• What is required
Quote the items between the line containing "mute-toggle-button[interactable] — [337, 649, 369, 681]" and the line containing "commenter-avatar[interactable] — [407, 372, 455, 420]", inclusive, reproducing each line verbatim.

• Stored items
#####
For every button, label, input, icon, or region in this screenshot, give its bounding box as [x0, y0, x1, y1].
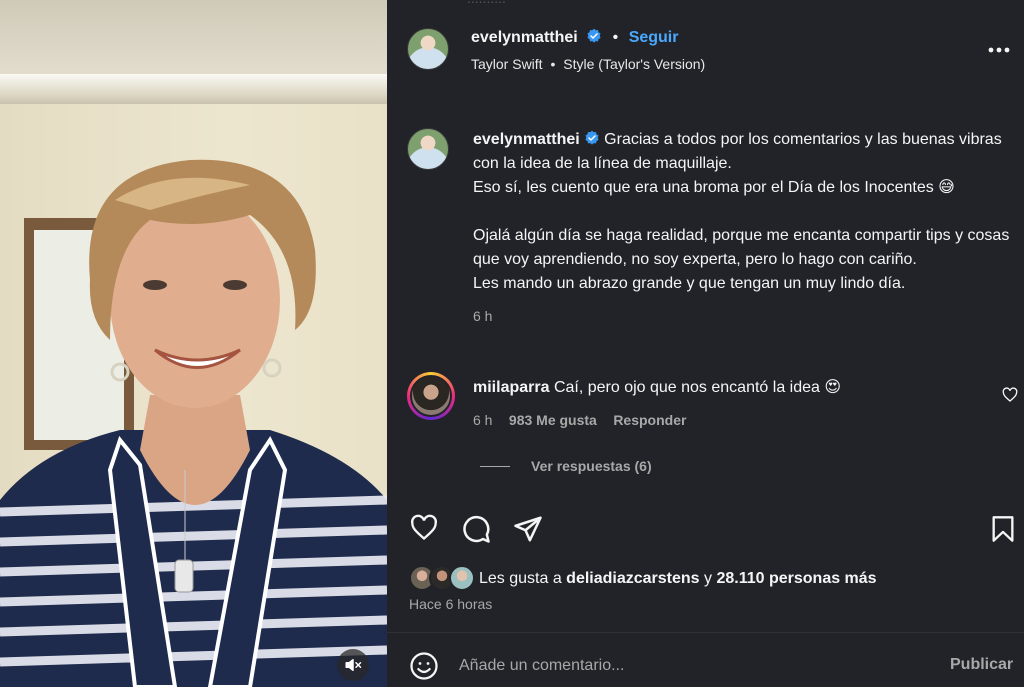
mute-toggle-button[interactable] — [337, 649, 369, 681]
caption-username[interactable]: evelynmatthei — [473, 131, 580, 148]
liker-avatar — [449, 565, 475, 591]
commenter-avatar[interactable] — [407, 372, 455, 420]
post-details-panel: .......... evelynmatthei • Seguir Taylor… — [387, 0, 1024, 687]
emoji-picker-button[interactable] — [409, 651, 439, 686]
post-video[interactable] — [0, 0, 387, 687]
comment-button[interactable] — [461, 514, 491, 549]
comment-input[interactable] — [459, 652, 929, 680]
video-person-figure — [0, 159, 387, 687]
more-options-button[interactable] — [987, 38, 1011, 62]
emoji-icon — [410, 652, 438, 680]
music-track: Style (Taylor's Version) — [563, 56, 706, 72]
likes-user-link[interactable]: deliadiazcarstens — [566, 570, 699, 587]
view-replies-button[interactable]: Ver respuestas (6) — [531, 458, 652, 474]
more-options-icon — [988, 47, 1010, 53]
muted-speaker-icon — [345, 659, 362, 671]
verified-badge-icon — [587, 28, 601, 43]
caption-timestamp[interactable]: 6 h — [473, 304, 1021, 328]
header-separator: • — [612, 29, 619, 46]
music-attribution[interactable]: Taylor Swift • Style (Taylor's Version) — [471, 56, 705, 72]
post-header: evelynmatthei • Seguir Taylor Swift • St… — [387, 0, 1024, 100]
heart-icon — [411, 514, 437, 541]
bookmark-icon — [992, 516, 1014, 542]
comment-likes-count[interactable]: 983 Me gusta — [509, 412, 597, 428]
share-button[interactable] — [513, 514, 543, 549]
save-button[interactable] — [989, 514, 1017, 549]
likes-prefix: Les gusta a — [479, 570, 567, 587]
caption-line-2: Eso sí, les cuento que era una broma por… — [473, 179, 955, 196]
author-username[interactable]: evelynmatthei — [471, 29, 578, 46]
music-separator: • — [550, 56, 556, 72]
author-line: evelynmatthei • Seguir — [471, 28, 678, 47]
likes-summary: Les gusta a deliadiazcarstens y 28.110 p… — [479, 567, 877, 591]
comment-icon — [463, 515, 490, 543]
comment-like-button[interactable] — [1002, 387, 1018, 408]
replies-divider — [480, 466, 510, 467]
follow-button[interactable]: Seguir — [629, 29, 679, 46]
comment-timestamp[interactable]: 6 h — [473, 412, 492, 428]
comment-text: Caí, pero ojo que nos encantó la idea 😍 — [553, 379, 842, 396]
caption-line-3: Ojalá algún día se haga realidad, porque… — [473, 227, 1010, 268]
composer-divider — [387, 632, 1024, 633]
verified-badge-icon — [585, 130, 599, 145]
commenter-username[interactable]: miilaparra — [473, 379, 549, 396]
likes-count-link[interactable]: 28.110 personas más — [716, 570, 876, 587]
comment-meta: 6 h 983 Me gusta Responder — [473, 412, 686, 430]
post-caption: evelynmatthei Gracias a todos por los co… — [473, 128, 1021, 328]
comment-item: miilaparra Caí, pero ojo que nos encantó… — [473, 376, 993, 400]
liker-avatars[interactable] — [409, 565, 475, 591]
post-timestamp[interactable]: Hace 6 horas — [409, 596, 492, 612]
reply-button[interactable]: Responder — [613, 412, 686, 428]
like-button[interactable] — [409, 514, 439, 547]
music-artist: Taylor Swift — [471, 56, 543, 72]
small-heart-icon — [1002, 387, 1018, 402]
caption-line-4: Les mando un abrazo grande y que tengan … — [473, 275, 906, 292]
publish-button[interactable]: Publicar — [950, 656, 1013, 674]
share-icon — [514, 516, 542, 542]
caption-author-avatar[interactable] — [407, 128, 449, 170]
likes-middle: y — [699, 570, 717, 587]
author-avatar[interactable] — [407, 28, 449, 70]
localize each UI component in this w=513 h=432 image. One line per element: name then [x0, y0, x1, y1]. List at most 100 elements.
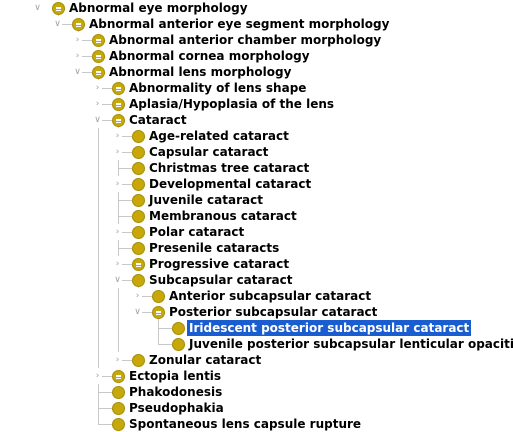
- class-icon: [132, 178, 145, 191]
- tree-node-label[interactable]: Abnormal anterior eye segment morphology: [87, 16, 391, 32]
- tree-node[interactable]: › Abnormality of lens shape: [0, 80, 513, 96]
- tree-node[interactable]: › Capsular cataract: [0, 144, 513, 160]
- class-icon: [132, 162, 145, 175]
- class-icon: [112, 402, 125, 415]
- class-icon: [132, 242, 145, 255]
- class-icon: [172, 338, 185, 351]
- tree-node-label[interactable]: Developmental cataract: [147, 176, 313, 192]
- tree-node-label[interactable]: Anterior subcapsular cataract: [167, 288, 373, 304]
- class-icon: [112, 386, 125, 399]
- class-icon: [132, 194, 145, 207]
- tree-node-label[interactable]: Abnormal lens morphology: [107, 64, 293, 80]
- chevron-right-icon[interactable]: ›: [113, 256, 122, 272]
- tree-node-label[interactable]: Spontaneous lens capsule rupture: [127, 416, 363, 432]
- chevron-down-icon[interactable]: ∨: [33, 0, 42, 16]
- tree-node[interactable]: › Polar cataract: [0, 224, 513, 240]
- chevron-right-icon[interactable]: ›: [133, 288, 142, 304]
- chevron-down-icon[interactable]: ∨: [93, 112, 102, 128]
- tree-node-label[interactable]: Capsular cataract: [147, 144, 270, 160]
- tree-node-label[interactable]: Abnormal anterior chamber morphology: [107, 32, 383, 48]
- chevron-down-icon[interactable]: ∨: [113, 272, 122, 288]
- tree-node-label[interactable]: Pseudophakia: [127, 400, 226, 416]
- class-icon: [112, 418, 125, 431]
- tree-node[interactable]: › Ectopia lentis: [0, 368, 513, 384]
- tree-node[interactable]: › Developmental cataract: [0, 176, 513, 192]
- chevron-down-icon[interactable]: ∨: [53, 16, 62, 32]
- tree-node[interactable]: Juvenile cataract: [0, 192, 513, 208]
- tree-node[interactable]: Christmas tree cataract: [0, 160, 513, 176]
- tree-node[interactable]: Presenile cataracts: [0, 240, 513, 256]
- tree-node-label[interactable]: Subcapsular cataract: [147, 272, 294, 288]
- tree-connector-line: [98, 392, 112, 393]
- tree-node-label[interactable]: Membranous cataract: [147, 208, 299, 224]
- tree-node-label[interactable]: Ectopia lentis: [127, 368, 223, 384]
- chevron-right-icon[interactable]: ›: [93, 80, 102, 96]
- tree-node[interactable]: Pseudophakia: [0, 400, 513, 416]
- class-icon: [132, 146, 145, 159]
- tree-node[interactable]: › Zonular cataract: [0, 352, 513, 368]
- chevron-down-icon[interactable]: ∨: [133, 304, 142, 320]
- tree-connector-line: [98, 408, 112, 409]
- tree-node-label[interactable]: Cataract: [127, 112, 189, 128]
- class-hierarchy-tree[interactable]: ∨ Abnormal eye morphology ∨ Abnormal anteri…: [0, 0, 513, 432]
- tree-node-label[interactable]: Abnormality of lens shape: [127, 80, 308, 96]
- defined-class-icon: [92, 34, 105, 47]
- class-icon: [132, 130, 145, 143]
- defined-class-icon: [52, 2, 65, 15]
- class-icon: [132, 226, 145, 239]
- tree-node[interactable]: Iridescent posterior subcapsular catarac…: [0, 320, 513, 336]
- tree-node[interactable]: › Abnormal anterior chamber morphology: [0, 32, 513, 48]
- tree-node[interactable]: ∨ Abnormal anterior eye segment morpholog…: [0, 16, 513, 32]
- chevron-right-icon[interactable]: ›: [113, 224, 122, 240]
- tree-connector-line: [118, 168, 132, 169]
- tree-node[interactable]: › Aplasia/Hypoplasia of the lens: [0, 96, 513, 112]
- tree-node[interactable]: › Anterior subcapsular cataract: [0, 288, 513, 304]
- defined-class-icon: [92, 66, 105, 79]
- defined-class-icon: [152, 306, 165, 319]
- tree-node-label[interactable]: Polar cataract: [147, 224, 246, 240]
- tree-node-label[interactable]: Phakodonesis: [127, 384, 224, 400]
- tree-node-label[interactable]: Christmas tree cataract: [147, 160, 311, 176]
- tree-node[interactable]: ∨ Cataract: [0, 112, 513, 128]
- tree-node-label[interactable]: Progressive cataract: [147, 256, 291, 272]
- tree-connector-line: [158, 328, 172, 329]
- tree-node-label[interactable]: Juvenile cataract: [147, 192, 265, 208]
- class-icon: [152, 290, 165, 303]
- chevron-right-icon[interactable]: ›: [93, 368, 102, 384]
- tree-node[interactable]: ∨ Abnormal eye morphology: [0, 0, 513, 16]
- tree-node-label[interactable]: Iridescent posterior subcapsular catarac…: [187, 320, 472, 336]
- tree-node-label[interactable]: Juvenile posterior subcapsular lenticula…: [187, 336, 513, 352]
- tree-node-label[interactable]: Zonular cataract: [147, 352, 263, 368]
- tree-node-label[interactable]: Abnormal cornea morphology: [107, 48, 312, 64]
- tree-node-label[interactable]: Age-related cataract: [147, 128, 291, 144]
- tree-connector-line: [118, 248, 132, 249]
- tree-node-label[interactable]: Aplasia/Hypoplasia of the lens: [127, 96, 336, 112]
- tree-node[interactable]: Spontaneous lens capsule rupture: [0, 416, 513, 432]
- chevron-right-icon[interactable]: ›: [113, 144, 122, 160]
- tree-node[interactable]: Membranous cataract: [0, 208, 513, 224]
- chevron-down-icon[interactable]: ∨: [73, 64, 82, 80]
- tree-node[interactable]: › Abnormal cornea morphology: [0, 48, 513, 64]
- tree-node[interactable]: Juvenile posterior subcapsular lenticula…: [0, 336, 513, 352]
- tree-node[interactable]: › Progressive cataract: [0, 256, 513, 272]
- chevron-right-icon[interactable]: ›: [73, 32, 82, 48]
- tree-node[interactable]: ∨ Abnormal lens morphology: [0, 64, 513, 80]
- tree-node[interactable]: ∨ Subcapsular cataract: [0, 272, 513, 288]
- chevron-right-icon[interactable]: ›: [113, 128, 122, 144]
- chevron-right-icon[interactable]: ›: [73, 48, 82, 64]
- tree-node[interactable]: Phakodonesis: [0, 384, 513, 400]
- tree-connector-line: [98, 424, 112, 425]
- class-icon: [132, 354, 145, 367]
- chevron-right-icon[interactable]: ›: [93, 96, 102, 112]
- tree-node-label[interactable]: Presenile cataracts: [147, 240, 281, 256]
- defined-class-icon: [112, 114, 125, 127]
- defined-class-icon: [132, 258, 145, 271]
- chevron-right-icon[interactable]: ›: [113, 176, 122, 192]
- class-icon: [132, 210, 145, 223]
- chevron-right-icon[interactable]: ›: [113, 352, 122, 368]
- tree-node-label[interactable]: Abnormal eye morphology: [67, 0, 250, 16]
- tree-node[interactable]: › Age-related cataract: [0, 128, 513, 144]
- defined-class-icon: [112, 82, 125, 95]
- tree-node-label[interactable]: Posterior subcapsular cataract: [167, 304, 379, 320]
- tree-node[interactable]: ∨ Posterior subcapsular cataract: [0, 304, 513, 320]
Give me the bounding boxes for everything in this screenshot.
#####
• In response
mute-toggle-button[interactable] — [337, 649, 369, 681]
caption-username[interactable]: evelynmatthei — [473, 131, 580, 148]
liker-avatar — [449, 565, 475, 591]
commenter-avatar[interactable] — [407, 372, 455, 420]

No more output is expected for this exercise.